### [WHAT YOU WILL DO]
Can you output the material from the line containing "- text-line: Treiberversionen: [34, 621, 102, 633]" through the line containing "- bar: [488, 439, 499, 528]" as a Markdown table with the columns Row and Entry, numbering each line and skipping any blank ones?
***** RECORDS SUPPLIED
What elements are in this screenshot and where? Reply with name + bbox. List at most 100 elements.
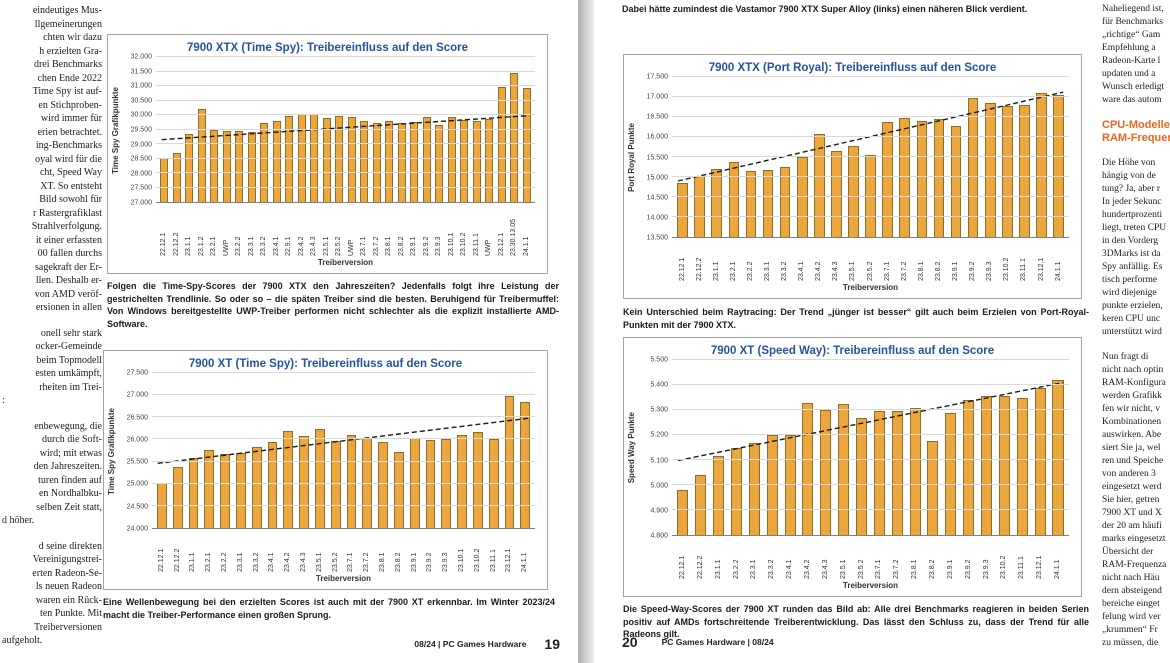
- text-line: Treiberversionen: [34, 621, 102, 633]
- bar: [882, 121, 893, 237]
- y-tick-label: 26.000: [126, 436, 148, 444]
- bar: [1002, 106, 1013, 237]
- bar: [235, 453, 246, 528]
- y-tick-label: 14.000: [646, 214, 668, 222]
- x-tick-label: 23.3.1: [236, 552, 244, 572]
- y-axis-title: Speed Way Punkte: [626, 412, 636, 484]
- text-line: d höher.: [2, 515, 35, 526]
- x-tick-label: 23.30.13.05: [510, 219, 518, 256]
- bar: [488, 439, 499, 528]
- page-footer-right: 20 PC Games Hardware | 08/24: [622, 634, 774, 650]
- text-line: sagekraft der Er-: [35, 261, 102, 273]
- x-tick-label: 23.9.2: [969, 261, 977, 281]
- plot-area: [156, 56, 535, 203]
- left-text-column: eindeutiges Mus-llgemeinerungen chten wir…: [2, 4, 102, 660]
- bar: [522, 88, 531, 202]
- bar: [695, 475, 707, 535]
- chart-title: 7900 XTX (Port Royal): Treibereinfluss a…: [708, 62, 997, 74]
- x-tick-label: 23.12.1: [505, 548, 513, 572]
- x-axis-title: Treiberversion: [842, 283, 899, 292]
- x-tick-label: 23.8.2: [928, 559, 936, 579]
- gridline: [152, 482, 535, 484]
- x-tick-label: 23.3.1: [247, 236, 255, 256]
- text-line: für Benchmarks: [1102, 17, 1163, 27]
- text-line: wird immer für: [40, 113, 102, 124]
- text-line: wird diejenige: [1102, 288, 1157, 298]
- bar: [694, 175, 705, 237]
- text-line: Sie hier, getren: [1102, 495, 1160, 505]
- text-line: unterstützt wird: [1102, 327, 1162, 337]
- bar: [855, 418, 868, 535]
- text-line: :: [2, 395, 5, 406]
- page-gutter-divider: [578, 0, 594, 663]
- top-caption: Dabei hätte zumindest die Vastamor 7900 …: [622, 4, 1028, 14]
- x-tick-label: 23.8.2: [397, 236, 405, 256]
- chart-title: 7900 XTX (Time Spy): Treibereinfluss auf…: [187, 42, 468, 54]
- text-line: RAM-Frequenza: [1102, 560, 1167, 570]
- text-line: en Nordhalbku-: [38, 488, 102, 499]
- bar: [1016, 397, 1028, 535]
- y-tick-label: 29.500: [130, 126, 152, 134]
- bar: [510, 72, 519, 202]
- page-number: 20: [622, 634, 638, 650]
- text-line: 7900 XT und X: [1102, 508, 1162, 518]
- text-line: Bild sowohl für: [39, 194, 102, 205]
- x-tick-label: 23.9.1: [410, 236, 418, 256]
- bar: [283, 431, 294, 528]
- bar: [385, 121, 394, 202]
- bar: [435, 125, 444, 202]
- text-line: r Rastergrafiklast: [33, 207, 102, 219]
- x-tick-label: 23.11.1: [472, 233, 480, 256]
- gridline: [152, 438, 535, 440]
- x-axis-labels: 22.12.1 22.12.2 23.1.1 23.2.1 23.2.2 23.3.1 23…: [152, 532, 535, 572]
- x-tick-label: 23.7.2: [900, 261, 908, 281]
- x-tick-label: 23.7.1: [875, 559, 883, 579]
- y-tick-label: 28.500: [130, 155, 152, 163]
- y-axis-title: Port Royal Punkte: [626, 123, 636, 192]
- gridline: [152, 372, 535, 373]
- gridline: [152, 416, 535, 418]
- bar: [441, 439, 452, 528]
- text-line: llen. Deshalb er-: [35, 275, 102, 286]
- x-tick-label: 22.9.1: [285, 236, 293, 256]
- x-tick-label: 23.12.1: [1036, 555, 1044, 579]
- x-tick-label: 23.8.1: [911, 559, 919, 579]
- x-tick-label: 22.12.2: [696, 555, 704, 579]
- bar: [204, 450, 215, 528]
- x-tick-label: 23.3.1: [750, 559, 758, 579]
- text-line: erten Radeon-Se-: [32, 567, 102, 579]
- y-axis-tick-labels: 4.800 4.900 5.000 5.100 5.200 5.300 5.400 5.500: [638, 357, 672, 540]
- text-line: XT. So entsteht: [40, 180, 102, 192]
- x-tick-label: 23.9.1: [946, 559, 954, 579]
- y-tick-label: 27.500: [126, 369, 148, 377]
- y-tick-label: 24.500: [126, 503, 148, 511]
- gridline: [152, 394, 535, 396]
- x-tick-label: 22.12.1: [678, 257, 686, 281]
- bar: [197, 109, 206, 202]
- x-tick-label: 22.12.2: [172, 232, 180, 256]
- y-tick-label: 28.000: [130, 170, 152, 178]
- bar: [950, 125, 962, 237]
- text-line: Spy anfällig. Es: [1102, 262, 1163, 272]
- bar: [1052, 379, 1064, 535]
- text-line: „richtige“ Gam: [1102, 30, 1161, 40]
- x-tick-label: 22.12.1: [678, 555, 686, 579]
- text-line: hängig von de: [1102, 171, 1156, 181]
- bar: [766, 435, 778, 535]
- x-tick-label: 23.11.1: [1020, 258, 1028, 281]
- text-line: „krummen“ Fr: [1102, 625, 1158, 635]
- x-tick-label: 23.5.2: [331, 552, 339, 572]
- gridline: [672, 509, 1069, 510]
- chart-7900xtx-timespy: 7900 XTX (Time Spy): Treibereinfluss auf…: [107, 34, 548, 274]
- text-line: it einer erfassten: [35, 234, 102, 246]
- text-line: d seine direkten: [38, 540, 102, 552]
- x-tick-label: 23.1.1: [185, 236, 193, 256]
- text-line: ing-Benchmarks: [35, 140, 102, 151]
- bar: [185, 134, 194, 202]
- bar: [393, 452, 404, 528]
- gridline: [156, 172, 535, 173]
- y-tick-label: 4.900: [650, 507, 668, 515]
- x-tick-label: 23.4.2: [284, 552, 292, 572]
- bar: [711, 168, 723, 237]
- bar: [422, 117, 431, 202]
**********
### [FULL ANSWER]
| Row | Entry |
|---|---|
| 1 | - text-line: Treiberversionen: [34, 621, 102, 633] |
| 2 | - bar: [882, 121, 893, 237] |
| 3 | - y-tick-label: 26.000: [126, 436, 148, 444] |
| 4 | - bar: [1002, 106, 1013, 237] |
| 5 | - bar: [235, 453, 246, 528] |
| 6 | - y-tick-label: 14.000: [646, 214, 668, 222] |
| 7 | - x-tick-label: 23.3.1: [236, 552, 244, 572] |
| 8 | - y-axis-title: Speed Way Punkte: [626, 412, 636, 484] |
| 9 | - text-line: d höher.: [2, 515, 35, 526] |
| 10 | - x-tick-label: 23.30.13.05: [510, 219, 518, 256] |
| 11 | - bar: [488, 439, 499, 528] |